◆ **What the exercise asks**:
Copy each line below in which the string "Bedingung" appears.

◆ **Exercise data**:
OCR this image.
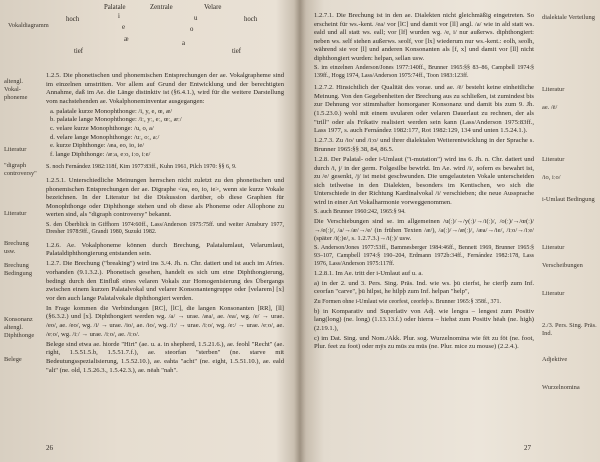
Vokaldiagramm
Palatale	Zentrale	Velare
hoch	i	u	hoch
e	o
æ
a
tief	tief
altengl. Vokal-phoneme
Literatur
"digraph controversy"
Literatur
Brechung usw.
Brechung Bedingung
Konsonanz altengl. Diphthonge
Belege

1.2.5. Die phonetischen und phonemischen Entsprechungen der ae. Vokalgrapheme sind im einzelnen umstritten. Vor allem auf Grund der Entwicklung und der berechtigten Annahme, daß im Ae. die Länge distinktiv ist (§6.4.1.), wird für die weitere Darstellung vom nachstehenden ae. Vokalphoneminventar ausgegangen:

a. palatale kurze Monophthonge: /i, y, e, œ, æ/

b. palatale lange Monophthonge: /iː, yː, eː, œː, æː/

c. velare kurze Monophthonge: /u, o, a/

d. velare lange Monophthonge: /uː, oː, aː/

e. kurze Diphthonge: /æa, eo, io, ie/

f. lange Diphthonge: /æːa, eːo, iːo, iːe/

S. noch Fernández 1982:118f, Kim 1977:83ff., Kuhn 1961, Pilch 1970: §§ 6, 9.

1.2.5.1. Unterschiedliche Meinungen herrschen nicht zuletzt zu den phonetischen und phonemischen Entsprechungen der ae. Digraphe <ea, eo, io, ie>, wenn sie kurze Vokale bezeichnen. In der Literatur ist die Diskussion darüber, ob diese Graphien für Monophthonge oder Diphthonge stehen und ob diese als Phoneme oder Allophone zu werten sind, als "digraph controversy" bekannt.

S. den Überblick in Giffhorn 1974:60ff., Lass/Anderson 1975:75ff. und weiter Amsbury 1977, Dresher 1978:9ff., Grandi 1980, Suzuki 1982.

1.2.6. Ae. Vokalphoneme können durch Brechung, Palatalumlaut, Velarumlaut, Palataldiphthongierung entstanden sein.

1.2.7. Die Brechung ("breaking") wird ins 3./4. Jh. n. Chr. datiert und ist auch im Afries. vorhanden (9.1.3.2.). Phonetisch gesehen, handelt es sich um eine Diphthongierung, bedingt durch den Einfluß eines velaren Vokals zur Homogenisierung des Übergangs zwischen einem kurzen Palatalvokal und velarer Konsonantengruppe oder [velarem] [x] vor den auch lange Palatalvokale diphthongiert werden.

In Frage kommen die Verbindungen [RC], [lC], die langen Konsonanten [RR], [ll] (§6.3.2.) und [x]. Diphthongiert werden wg. /a/ → urae. /æa/, ae. /ea/, wg. /e/ → urae. /eo/, ae. /eo/, wg. /i/ → urae. /io/, ae. /io/, wg. /iː/ → urae. /iːo/, wg. /e:/ → urae. /eːo/, ae. /eːo/, wg. /iː/ → urae. /iːo/, ae. /iːo/.

Belege sind etwa ae. hiorde "Hirt" (ae. u. a. in shepherd, 1.5.21.6.), ae. feohl "Recht" (ae. right, 1.5.51.5.b, 1.5.51.7.f.), ae. steorfan "sterben" (ne. starve mit Bedeutungsspezialisierung, 1.5.52.10.), ae. eahta "acht" (ne. eight, 1.5.51.10.), ae. eald "alt" (ne. old, 1.5.26.3., 1.5.42.3.), ae. nēah "nah".

26

1.2.7.1. Die Brechung ist in den ae. Dialekten nicht gleichmäßig eingetreten. So erscheint für ws.-kent. /ea/ vor [lC] und damit vor [ll] angl. /a/ wie in ald statt ws. eald und all statt ws. eall; vor [lf] wurden wg. /e, i/ nur außerws. diphthongiert: neben ws. self stehen außerws. seolf, vor [lx] wiederum nur ws.-kent.: eolh, seolh, während sie vor [l] und anderen Konsonanten als [f, x] und damit vor [ll] nicht diphthongiert wurden: helpan, sellan usw.

S. im einzelnen Anderson/Jones 1977:140ff., Brunner 1965:§§ 83–86, Campbell 1974:§ 139ff., Hogg 1974, Lass/Anderson 1975:74ff., Toon 1983:123ff.

1.2.7.2. Hinsichtlich der Qualität des vorae. und ae. /ē/ besteht keine einheitliche Meinung. Von den Gegebenheiten der Brechung aus zu schließen, ist zumindest bis zur Dehnung vor stimmhafter homorganer Konsonanz und damit bis zum 9. Jh. (1.5.23.0.) wohl mit einem uvularen oder velaren Dauerlaut zu rechnen, der als "trill" oder als Frikativ realisiert werden sein kann (Lass/Anderson 1975:83ff., Lass 1977, s. auch Fernández 1982:177, Rot 1982:129, 134 und unten 1.5.24.1.).

1.2.7.3. Zu /io/ und /iːo/ und ihrer dialektalen Weiterentwicklung in der Sprache s. Brunner 1965:§§ 38, 84, 86.5.

1.2.8. Der Palatal- oder i-Umlaut ("i-mutation") wird ins 6. Jh. n. Chr. datiert und durch /i, j/ in der germ. Folgesilbe bewirkt. Im Ae. wird /i/, sofern es bewahrt ist, zu /e/ gesenkt, /j/ ist meist geschwunden. Die umgelauteten Vokale unterscheiden sich teilweise in den Dialekten, besonders im Kentischen, wo sich die Unterschiede in der Richtung Kardinalvokal /i/ verschieben; die neue Aussprache wird in einer Art Vokalharmonie vorweggenommen.

S. auch Brunner 1960:242, 1965:§ 94.

Die Verschiebungen sind se. im allgemeinen /u(ː)/→/y(ː)/→/i(ː)/, /o(ː)/→/œ(ː)/→/e(ː)/, /a/→/æ/→/e/ (in frühen Texten /æ/), /a(ː)/→/æ(ː)/, /æa/→/ie/, /iːo/→/iːe/ (später /i(ː)e/, s. 1.2.7.3.)→/i(ː)/ usw.

S. Anderson/Jones 1977:53ff., Bammesberger 1984:46ff., Bennett 1969, Brunner 1965:§ 93–107, Campbell 1974:§ 190–204, Erdmann 1972b:34ff., Fernández 1982:178, Lass 1976, Lass/Anderson 1975:117ff.

1.2.8.1. Im Ae. tritt der i-Umlaut auf u. a.

a) in der 2. und 3. Pers. Sing. Präs. Ind. wie ws. þū cierfst, he cierfþ zum Inf. ceorfan "carve", þū hilpst, he hilpþ zum Inf. helpan "help",

Zu Formen ohne i-Umlaut wie ceorfest, ceorfeþ s. Brunner 1965:§ 358f., 371.

b) in Komparativ und Superlativ von Adj. wie lengra – lengest zum Positiv lang(long) (ne. long) (1.13.13.f.) oder hierra – hiehst zum Positiv hēah (ne. high) (2.19.1.),

c) im Dat. Sing. und Nom./Akk. Plur. sog. Wurzelnomina wie fēt zu fōt (ne. foot, Plur. feet zu foot) oder mȳs zu mūs zu mūs (ne. Plur. mice zu mouse) (2.2.4.).

dialektale Verteilung
Literatur
ae. /ē/
Literatur
/io, iːo/
i-Umlaut Bedingung
Literatur
Verscheibungen
Literatur
2./3. Pers. Sing. Präs. Ind.
Adjektive
Wurzelnomina
27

◆ **Written answer**:
Brechung Bedingung
i-Umlaut Bedingung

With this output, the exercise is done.